[PROBLEM TO SOLVE]: Pictures should be excluded; otherwise, copy every entry exactly.

[Dataset excerpts]
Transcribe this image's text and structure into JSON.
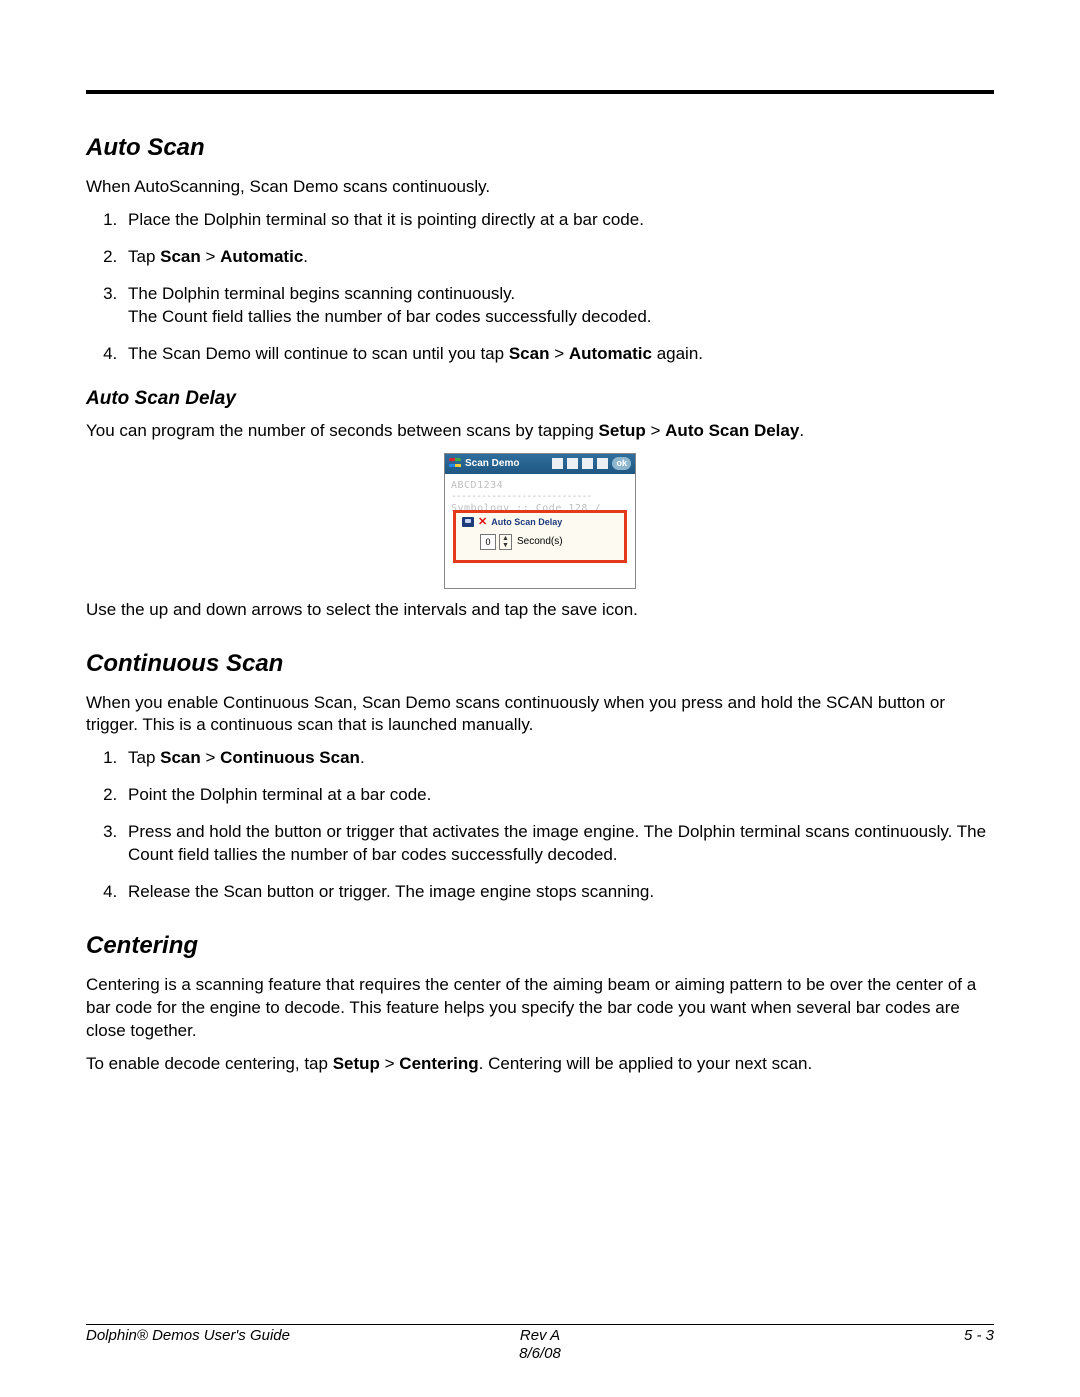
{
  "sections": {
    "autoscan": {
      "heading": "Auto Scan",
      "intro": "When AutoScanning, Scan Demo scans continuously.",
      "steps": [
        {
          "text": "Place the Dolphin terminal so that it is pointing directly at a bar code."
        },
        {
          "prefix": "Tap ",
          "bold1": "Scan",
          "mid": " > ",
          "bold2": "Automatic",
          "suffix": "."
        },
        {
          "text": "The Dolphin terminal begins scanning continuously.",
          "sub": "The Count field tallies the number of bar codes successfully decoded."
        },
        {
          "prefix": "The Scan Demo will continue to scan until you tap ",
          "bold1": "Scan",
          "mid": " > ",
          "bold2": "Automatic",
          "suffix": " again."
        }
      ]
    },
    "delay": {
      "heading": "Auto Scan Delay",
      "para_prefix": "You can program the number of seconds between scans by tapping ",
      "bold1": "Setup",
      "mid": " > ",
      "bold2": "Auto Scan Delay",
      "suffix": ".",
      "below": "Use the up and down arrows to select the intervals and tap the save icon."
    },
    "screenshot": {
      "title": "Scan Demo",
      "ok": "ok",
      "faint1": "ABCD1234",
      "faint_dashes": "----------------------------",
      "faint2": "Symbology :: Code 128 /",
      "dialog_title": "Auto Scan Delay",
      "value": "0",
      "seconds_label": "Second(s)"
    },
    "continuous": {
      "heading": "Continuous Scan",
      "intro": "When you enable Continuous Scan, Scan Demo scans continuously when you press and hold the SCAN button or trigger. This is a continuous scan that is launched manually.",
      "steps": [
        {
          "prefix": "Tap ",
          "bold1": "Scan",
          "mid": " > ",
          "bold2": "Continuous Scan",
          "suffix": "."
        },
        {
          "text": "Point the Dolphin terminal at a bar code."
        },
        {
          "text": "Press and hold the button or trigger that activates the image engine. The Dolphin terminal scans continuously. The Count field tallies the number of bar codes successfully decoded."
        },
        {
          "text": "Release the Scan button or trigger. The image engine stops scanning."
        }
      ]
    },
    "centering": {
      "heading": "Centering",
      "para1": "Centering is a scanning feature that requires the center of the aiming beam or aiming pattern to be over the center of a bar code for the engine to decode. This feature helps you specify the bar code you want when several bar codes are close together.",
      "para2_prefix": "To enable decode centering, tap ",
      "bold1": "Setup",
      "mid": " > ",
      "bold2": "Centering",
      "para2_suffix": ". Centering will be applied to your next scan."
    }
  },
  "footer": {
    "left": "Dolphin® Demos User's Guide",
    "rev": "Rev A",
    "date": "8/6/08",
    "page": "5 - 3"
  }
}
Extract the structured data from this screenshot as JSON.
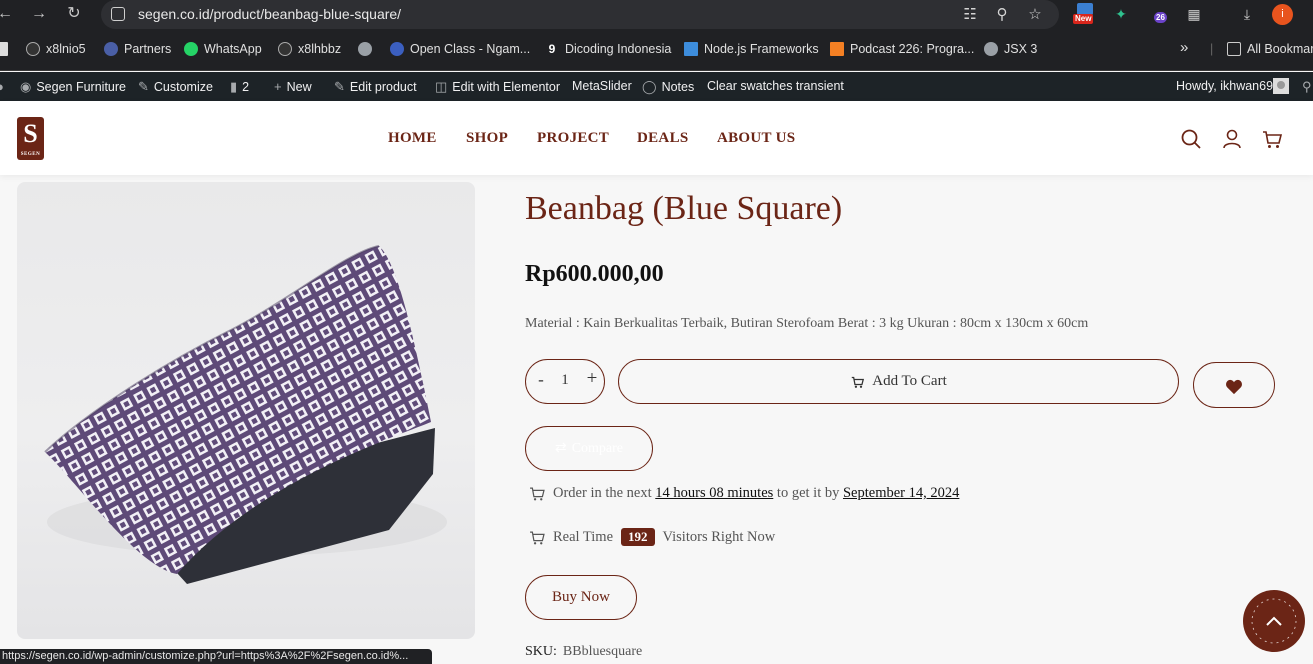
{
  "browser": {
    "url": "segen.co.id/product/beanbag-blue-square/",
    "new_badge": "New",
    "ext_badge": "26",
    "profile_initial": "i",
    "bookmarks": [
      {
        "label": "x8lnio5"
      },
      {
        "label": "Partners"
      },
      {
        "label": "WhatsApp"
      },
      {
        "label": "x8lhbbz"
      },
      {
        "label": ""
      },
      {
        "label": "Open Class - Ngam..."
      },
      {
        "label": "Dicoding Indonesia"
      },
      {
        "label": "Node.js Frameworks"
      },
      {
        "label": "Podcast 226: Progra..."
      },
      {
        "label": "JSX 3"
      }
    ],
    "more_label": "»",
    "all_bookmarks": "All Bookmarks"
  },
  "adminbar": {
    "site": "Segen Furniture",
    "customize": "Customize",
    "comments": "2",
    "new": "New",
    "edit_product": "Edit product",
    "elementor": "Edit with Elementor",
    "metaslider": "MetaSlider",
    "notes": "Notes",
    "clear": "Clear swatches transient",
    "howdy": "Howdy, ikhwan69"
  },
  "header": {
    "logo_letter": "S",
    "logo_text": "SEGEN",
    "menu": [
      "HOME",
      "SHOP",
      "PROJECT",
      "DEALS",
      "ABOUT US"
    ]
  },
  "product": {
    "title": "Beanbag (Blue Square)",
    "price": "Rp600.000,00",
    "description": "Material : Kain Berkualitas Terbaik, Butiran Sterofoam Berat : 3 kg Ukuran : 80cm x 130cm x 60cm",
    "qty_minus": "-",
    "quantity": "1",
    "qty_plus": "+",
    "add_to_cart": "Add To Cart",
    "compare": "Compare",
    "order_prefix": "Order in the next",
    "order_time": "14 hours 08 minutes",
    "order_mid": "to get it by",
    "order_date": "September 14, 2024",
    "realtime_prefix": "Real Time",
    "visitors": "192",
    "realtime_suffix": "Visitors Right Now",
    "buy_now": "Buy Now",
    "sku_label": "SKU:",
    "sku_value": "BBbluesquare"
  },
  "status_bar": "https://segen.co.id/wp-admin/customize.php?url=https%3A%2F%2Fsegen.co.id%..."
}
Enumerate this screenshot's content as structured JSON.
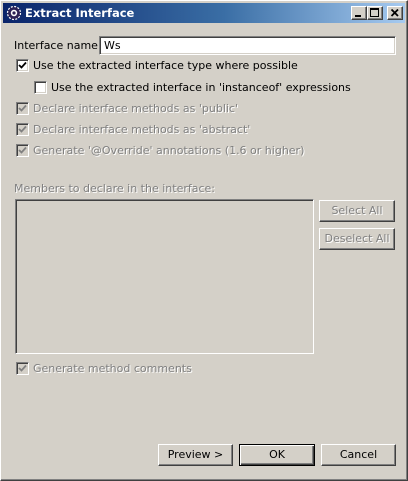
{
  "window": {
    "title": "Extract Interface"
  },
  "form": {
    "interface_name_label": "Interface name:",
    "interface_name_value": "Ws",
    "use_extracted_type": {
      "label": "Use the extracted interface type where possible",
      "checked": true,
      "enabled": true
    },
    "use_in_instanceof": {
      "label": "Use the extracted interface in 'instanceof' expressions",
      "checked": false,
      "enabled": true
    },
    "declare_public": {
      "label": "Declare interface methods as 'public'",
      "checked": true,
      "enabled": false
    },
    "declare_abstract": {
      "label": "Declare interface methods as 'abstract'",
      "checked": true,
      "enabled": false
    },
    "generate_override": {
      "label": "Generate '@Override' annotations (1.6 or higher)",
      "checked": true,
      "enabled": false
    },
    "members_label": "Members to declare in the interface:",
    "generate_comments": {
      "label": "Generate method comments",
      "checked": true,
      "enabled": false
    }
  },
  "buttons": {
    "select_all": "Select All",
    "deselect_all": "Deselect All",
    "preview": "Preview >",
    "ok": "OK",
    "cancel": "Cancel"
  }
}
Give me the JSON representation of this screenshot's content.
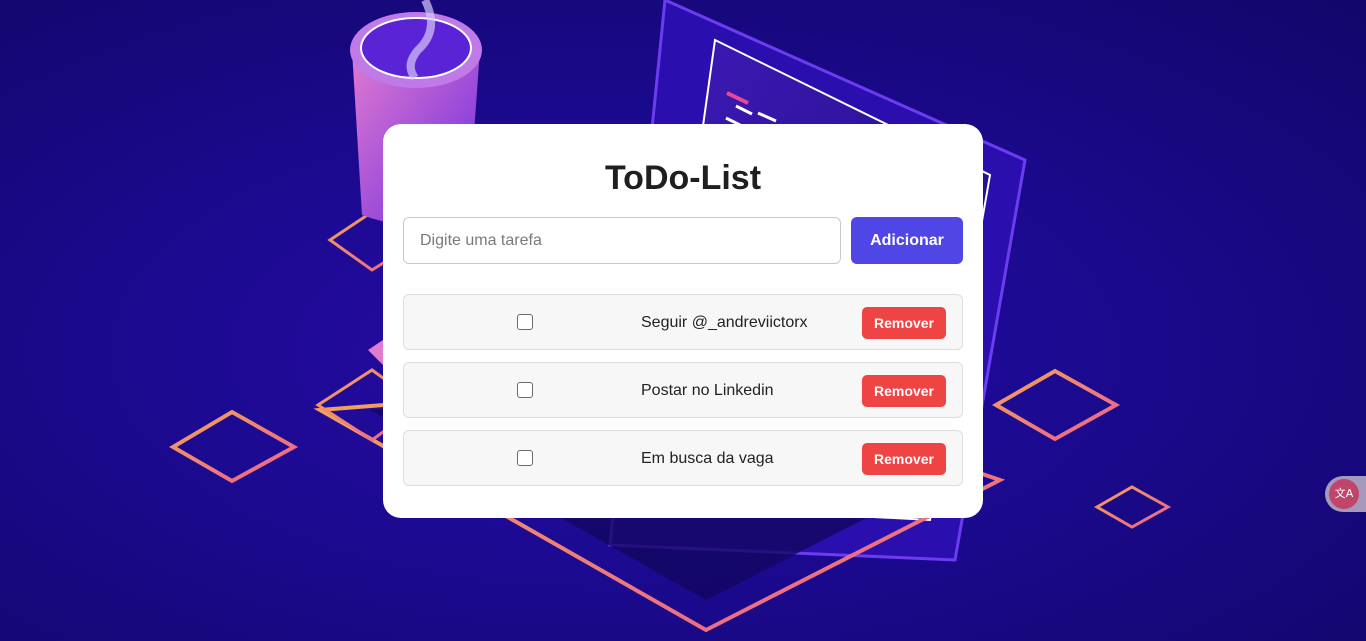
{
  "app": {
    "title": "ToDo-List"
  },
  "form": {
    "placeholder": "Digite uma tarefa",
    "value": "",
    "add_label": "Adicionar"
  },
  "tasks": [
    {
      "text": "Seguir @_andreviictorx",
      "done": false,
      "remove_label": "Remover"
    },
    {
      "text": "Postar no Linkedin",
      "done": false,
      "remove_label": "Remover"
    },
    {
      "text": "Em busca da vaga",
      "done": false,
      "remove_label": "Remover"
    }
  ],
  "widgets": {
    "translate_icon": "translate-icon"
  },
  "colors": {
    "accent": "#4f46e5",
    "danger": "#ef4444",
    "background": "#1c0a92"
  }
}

[WRITTEN SOLUTION]:
Transcribe this image's text and structure into JSON.
{
  "sections": {
    "autoscan": {
      "heading": "Auto Scan",
      "intro": "When AutoScanning, Scan Demo scans continuously.",
      "steps": [
        {
          "text": "Place the Dolphin terminal so that it is pointing directly at a bar code."
        },
        {
          "prefix": "Tap ",
          "bold1": "Scan",
          "mid": " > ",
          "bold2": "Automatic",
          "suffix": "."
        },
        {
          "text": "The Dolphin terminal begins scanning continuously.",
          "sub": "The Count field tallies the number of bar codes successfully decoded."
        },
        {
          "prefix": "The Scan Demo will continue to scan until you tap ",
          "bold1": "Scan",
          "mid": " > ",
          "bold2": "Automatic",
          "suffix": " again."
        }
      ]
    },
    "delay": {
      "heading": "Auto Scan Delay",
      "para_prefix": "You can program the number of seconds between scans by tapping ",
      "bold1": "Setup",
      "mid": " > ",
      "bold2": "Auto Scan Delay",
      "suffix": ".",
      "below": "Use the up and down arrows to select the intervals and tap the save icon."
    },
    "screenshot": {
      "title": "Scan Demo",
      "ok": "ok",
      "faint1": "ABCD1234",
      "faint_dashes": "----------------------------",
      "faint2": "Symbology :: Code 128 /",
      "dialog_title": "Auto Scan Delay",
      "value": "0",
      "seconds_label": "Second(s)"
    },
    "continuous": {
      "heading": "Continuous Scan",
      "intro": "When you enable Continuous Scan, Scan Demo scans continuously when you press and hold the SCAN button or trigger. This is a continuous scan that is launched manually.",
      "steps": [
        {
          "prefix": "Tap ",
          "bold1": "Scan",
          "mid": " > ",
          "bold2": "Continuous Scan",
          "suffix": "."
        },
        {
          "text": "Point the Dolphin terminal at a bar code."
        },
        {
          "text": "Press and hold the button or trigger that activates the image engine. The Dolphin terminal scans continuously. The Count field tallies the number of bar codes successfully decoded."
        },
        {
          "text": "Release the Scan button or trigger. The image engine stops scanning."
        }
      ]
    },
    "centering": {
      "heading": "Centering",
      "para1": "Centering is a scanning feature that requires the center of the aiming beam or aiming pattern to be over the center of a bar code for the engine to decode. This feature helps you specify the bar code you want when several bar codes are close together.",
      "para2_prefix": "To enable decode centering, tap ",
      "bold1": "Setup",
      "mid": " > ",
      "bold2": "Centering",
      "para2_suffix": ". Centering will be applied to your next scan."
    }
  },
  "footer": {
    "left": "Dolphin® Demos User's Guide",
    "rev": "Rev A",
    "date": "8/6/08",
    "page": "5 - 3"
  }
}
Extract the structured data from this screenshot as JSON.
{
  "browser": {
    "url": "segen.co.id/product/beanbag-blue-square/",
    "new_badge": "New",
    "ext_badge": "26",
    "profile_initial": "i",
    "bookmarks": [
      {
        "label": "x8lnio5"
      },
      {
        "label": "Partners"
      },
      {
        "label": "WhatsApp"
      },
      {
        "label": "x8lhbbz"
      },
      {
        "label": ""
      },
      {
        "label": "Open Class - Ngam..."
      },
      {
        "label": "Dicoding Indonesia"
      },
      {
        "label": "Node.js Frameworks"
      },
      {
        "label": "Podcast 226: Progra..."
      },
      {
        "label": "JSX 3"
      }
    ],
    "more_label": "»",
    "all_bookmarks": "All Bookmarks"
  },
  "adminbar": {
    "site": "Segen Furniture",
    "customize": "Customize",
    "comments": "2",
    "new": "New",
    "edit_product": "Edit product",
    "elementor": "Edit with Elementor",
    "metaslider": "MetaSlider",
    "notes": "Notes",
    "clear": "Clear swatches transient",
    "howdy": "Howdy, ikhwan69"
  },
  "header": {
    "logo_letter": "S",
    "logo_text": "SEGEN",
    "menu": [
      "HOME",
      "SHOP",
      "PROJECT",
      "DEALS",
      "ABOUT US"
    ]
  },
  "product": {
    "title": "Beanbag (Blue Square)",
    "price": "Rp600.000,00",
    "description": "Material : Kain Berkualitas Terbaik, Butiran Sterofoam Berat : 3 kg Ukuran : 80cm x 130cm x 60cm",
    "qty_minus": "-",
    "quantity": "1",
    "qty_plus": "+",
    "add_to_cart": "Add To Cart",
    "compare": "Compare",
    "order_prefix": "Order in the next",
    "order_time": "14 hours 08 minutes",
    "order_mid": "to get it by",
    "order_date": "September 14, 2024",
    "realtime_prefix": "Real Time",
    "visitors": "192",
    "realtime_suffix": "Visitors Right Now",
    "buy_now": "Buy Now",
    "sku_label": "SKU:",
    "sku_value": "BBbluesquare"
  },
  "status_bar": "https://segen.co.id/wp-admin/customize.php?url=https%3A%2F%2Fsegen.co.id%..."
}
Enumerate this screenshot's content as structured JSON.
{
  "window": {
    "title": "Extract Interface"
  },
  "form": {
    "interface_name_label": "Interface name:",
    "interface_name_value": "Ws",
    "use_extracted_type": {
      "label": "Use the extracted interface type where possible",
      "checked": true,
      "enabled": true
    },
    "use_in_instanceof": {
      "label": "Use the extracted interface in 'instanceof' expressions",
      "checked": false,
      "enabled": true
    },
    "declare_public": {
      "label": "Declare interface methods as 'public'",
      "checked": true,
      "enabled": false
    },
    "declare_abstract": {
      "label": "Declare interface methods as 'abstract'",
      "checked": true,
      "enabled": false
    },
    "generate_override": {
      "label": "Generate '@Override' annotations (1.6 or higher)",
      "checked": true,
      "enabled": false
    },
    "members_label": "Members to declare in the interface:",
    "generate_comments": {
      "label": "Generate method comments",
      "checked": true,
      "enabled": false
    }
  },
  "buttons": {
    "select_all": "Select All",
    "deselect_all": "Deselect All",
    "preview": "Preview >",
    "ok": "OK",
    "cancel": "Cancel"
  }
}
Give me the JSON representation of this screenshot's content.
{
  "app": {
    "title": "ToDo-List"
  },
  "form": {
    "placeholder": "Digite uma tarefa",
    "value": "",
    "add_label": "Adicionar"
  },
  "tasks": [
    {
      "text": "Seguir @_andreviictorx",
      "done": false,
      "remove_label": "Remover"
    },
    {
      "text": "Postar no Linkedin",
      "done": false,
      "remove_label": "Remover"
    },
    {
      "text": "Em busca da vaga",
      "done": false,
      "remove_label": "Remover"
    }
  ],
  "widgets": {
    "translate_icon": "translate-icon"
  },
  "colors": {
    "accent": "#4f46e5",
    "danger": "#ef4444",
    "background": "#1c0a92"
  }
}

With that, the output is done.